= Exercise requirements =
List all lines of the data that include the string "title".

= Dataset extract =

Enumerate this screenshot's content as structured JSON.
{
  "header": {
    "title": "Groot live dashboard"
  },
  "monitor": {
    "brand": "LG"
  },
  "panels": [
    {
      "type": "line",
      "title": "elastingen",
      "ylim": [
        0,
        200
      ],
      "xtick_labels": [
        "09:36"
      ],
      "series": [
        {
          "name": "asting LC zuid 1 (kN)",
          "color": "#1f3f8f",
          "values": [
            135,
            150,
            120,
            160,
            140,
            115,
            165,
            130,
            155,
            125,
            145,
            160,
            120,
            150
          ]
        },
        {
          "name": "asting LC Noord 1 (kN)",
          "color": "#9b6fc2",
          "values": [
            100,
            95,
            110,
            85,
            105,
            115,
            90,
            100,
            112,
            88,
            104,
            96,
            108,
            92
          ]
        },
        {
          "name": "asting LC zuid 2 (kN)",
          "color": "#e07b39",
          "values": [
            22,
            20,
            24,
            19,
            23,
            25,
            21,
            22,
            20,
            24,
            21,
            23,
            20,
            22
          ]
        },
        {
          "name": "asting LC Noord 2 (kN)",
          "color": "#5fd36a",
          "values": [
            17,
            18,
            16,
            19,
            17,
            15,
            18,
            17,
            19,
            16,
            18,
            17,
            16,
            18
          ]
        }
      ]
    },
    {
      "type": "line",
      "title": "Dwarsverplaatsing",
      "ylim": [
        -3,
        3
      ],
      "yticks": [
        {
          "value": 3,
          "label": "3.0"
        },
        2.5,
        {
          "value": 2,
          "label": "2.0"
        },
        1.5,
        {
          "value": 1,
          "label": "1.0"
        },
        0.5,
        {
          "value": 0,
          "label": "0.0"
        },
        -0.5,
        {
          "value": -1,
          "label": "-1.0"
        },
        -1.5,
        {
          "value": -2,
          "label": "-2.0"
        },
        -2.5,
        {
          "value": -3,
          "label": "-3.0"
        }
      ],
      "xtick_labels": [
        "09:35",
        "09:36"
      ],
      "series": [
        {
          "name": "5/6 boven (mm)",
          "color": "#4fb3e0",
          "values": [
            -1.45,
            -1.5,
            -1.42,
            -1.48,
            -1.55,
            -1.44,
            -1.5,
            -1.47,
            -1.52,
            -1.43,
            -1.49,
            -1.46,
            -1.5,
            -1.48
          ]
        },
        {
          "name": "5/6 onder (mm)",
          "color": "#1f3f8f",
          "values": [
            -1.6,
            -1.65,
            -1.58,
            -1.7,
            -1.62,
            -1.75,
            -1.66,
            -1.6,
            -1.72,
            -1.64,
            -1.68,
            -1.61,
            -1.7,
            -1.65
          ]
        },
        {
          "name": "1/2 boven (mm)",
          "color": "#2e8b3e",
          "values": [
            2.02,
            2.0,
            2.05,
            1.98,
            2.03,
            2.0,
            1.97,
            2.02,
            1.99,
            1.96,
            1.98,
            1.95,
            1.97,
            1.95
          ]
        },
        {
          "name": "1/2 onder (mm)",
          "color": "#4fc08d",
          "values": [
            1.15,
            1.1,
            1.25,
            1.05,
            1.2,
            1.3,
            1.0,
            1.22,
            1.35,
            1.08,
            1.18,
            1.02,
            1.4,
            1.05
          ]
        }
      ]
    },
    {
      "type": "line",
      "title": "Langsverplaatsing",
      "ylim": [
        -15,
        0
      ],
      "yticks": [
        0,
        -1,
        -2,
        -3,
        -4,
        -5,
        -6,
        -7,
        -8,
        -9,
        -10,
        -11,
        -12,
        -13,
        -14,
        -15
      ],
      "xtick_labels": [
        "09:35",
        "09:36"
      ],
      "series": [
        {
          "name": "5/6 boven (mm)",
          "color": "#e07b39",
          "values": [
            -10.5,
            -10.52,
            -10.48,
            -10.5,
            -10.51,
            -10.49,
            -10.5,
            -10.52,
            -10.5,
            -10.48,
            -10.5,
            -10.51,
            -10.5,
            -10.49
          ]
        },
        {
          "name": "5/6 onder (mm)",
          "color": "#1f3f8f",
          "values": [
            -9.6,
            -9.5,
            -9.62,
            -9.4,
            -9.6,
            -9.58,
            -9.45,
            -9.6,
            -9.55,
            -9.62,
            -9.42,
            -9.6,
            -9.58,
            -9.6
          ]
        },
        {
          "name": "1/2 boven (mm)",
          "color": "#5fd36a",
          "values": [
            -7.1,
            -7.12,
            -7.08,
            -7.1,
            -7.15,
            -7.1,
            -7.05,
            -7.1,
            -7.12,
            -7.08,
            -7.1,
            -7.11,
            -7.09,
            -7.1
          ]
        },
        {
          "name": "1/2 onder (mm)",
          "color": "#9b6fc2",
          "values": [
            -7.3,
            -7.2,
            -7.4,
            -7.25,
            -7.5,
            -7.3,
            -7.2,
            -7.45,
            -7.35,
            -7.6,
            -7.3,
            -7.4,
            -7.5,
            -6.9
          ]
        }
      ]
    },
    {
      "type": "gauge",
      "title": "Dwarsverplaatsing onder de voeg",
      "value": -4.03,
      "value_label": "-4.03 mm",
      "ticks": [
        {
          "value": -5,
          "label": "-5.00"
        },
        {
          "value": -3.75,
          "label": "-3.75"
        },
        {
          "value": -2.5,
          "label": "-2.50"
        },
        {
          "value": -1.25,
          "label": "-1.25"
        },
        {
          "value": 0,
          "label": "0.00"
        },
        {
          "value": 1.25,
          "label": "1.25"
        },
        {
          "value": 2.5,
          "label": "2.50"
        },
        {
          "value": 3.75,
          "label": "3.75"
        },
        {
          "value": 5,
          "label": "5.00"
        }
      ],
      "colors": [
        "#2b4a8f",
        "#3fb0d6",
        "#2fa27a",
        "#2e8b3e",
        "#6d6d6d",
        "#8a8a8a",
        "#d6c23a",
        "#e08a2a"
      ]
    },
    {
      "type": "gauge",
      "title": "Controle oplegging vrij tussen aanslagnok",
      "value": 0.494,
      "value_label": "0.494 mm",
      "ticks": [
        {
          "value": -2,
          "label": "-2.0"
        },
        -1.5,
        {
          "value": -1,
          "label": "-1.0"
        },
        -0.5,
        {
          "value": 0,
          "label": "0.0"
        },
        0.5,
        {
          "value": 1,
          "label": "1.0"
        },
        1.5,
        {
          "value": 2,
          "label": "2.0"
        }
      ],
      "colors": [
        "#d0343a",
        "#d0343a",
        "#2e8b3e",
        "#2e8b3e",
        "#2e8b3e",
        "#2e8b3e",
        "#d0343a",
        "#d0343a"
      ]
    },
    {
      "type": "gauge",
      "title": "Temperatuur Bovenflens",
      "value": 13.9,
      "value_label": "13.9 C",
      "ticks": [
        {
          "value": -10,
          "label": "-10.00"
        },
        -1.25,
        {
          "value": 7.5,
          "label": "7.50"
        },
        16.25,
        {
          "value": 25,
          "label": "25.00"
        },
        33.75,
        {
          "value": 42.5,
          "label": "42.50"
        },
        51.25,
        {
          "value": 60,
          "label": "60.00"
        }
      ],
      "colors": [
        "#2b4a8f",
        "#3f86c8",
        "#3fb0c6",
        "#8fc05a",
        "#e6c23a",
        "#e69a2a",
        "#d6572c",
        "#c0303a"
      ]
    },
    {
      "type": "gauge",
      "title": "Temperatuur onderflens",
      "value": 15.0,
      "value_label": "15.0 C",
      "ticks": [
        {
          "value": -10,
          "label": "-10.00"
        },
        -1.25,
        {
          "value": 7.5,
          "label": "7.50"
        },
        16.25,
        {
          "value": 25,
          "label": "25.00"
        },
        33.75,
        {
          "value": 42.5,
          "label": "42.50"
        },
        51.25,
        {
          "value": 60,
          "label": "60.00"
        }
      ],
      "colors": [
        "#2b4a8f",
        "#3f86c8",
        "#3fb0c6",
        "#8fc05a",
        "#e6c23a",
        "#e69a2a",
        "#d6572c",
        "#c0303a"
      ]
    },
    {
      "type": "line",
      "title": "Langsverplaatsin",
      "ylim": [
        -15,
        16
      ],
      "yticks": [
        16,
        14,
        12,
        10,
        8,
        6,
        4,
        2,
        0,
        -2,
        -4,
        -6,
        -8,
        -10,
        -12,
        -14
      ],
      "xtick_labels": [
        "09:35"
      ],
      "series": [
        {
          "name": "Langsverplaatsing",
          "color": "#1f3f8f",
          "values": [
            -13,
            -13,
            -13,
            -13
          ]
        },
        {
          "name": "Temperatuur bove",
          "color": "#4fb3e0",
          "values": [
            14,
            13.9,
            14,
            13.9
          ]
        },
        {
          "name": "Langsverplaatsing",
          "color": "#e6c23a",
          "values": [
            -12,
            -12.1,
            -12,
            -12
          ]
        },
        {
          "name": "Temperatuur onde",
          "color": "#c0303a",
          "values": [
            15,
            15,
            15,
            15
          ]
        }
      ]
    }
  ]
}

= Correct result =
    "title": "Groot live dashboard"
      "title": "elastingen",
      "title": "Dwarsverplaatsing",
      "title": "Langsverplaatsing",
      "title": "Dwarsverplaatsing onder de voeg",
      "title": "Controle oplegging vrij tussen aanslagnok",
      "title": "Temperatuur Bovenflens",
      "title": "Temperatuur onderflens",
      "title": "Langsverplaatsin",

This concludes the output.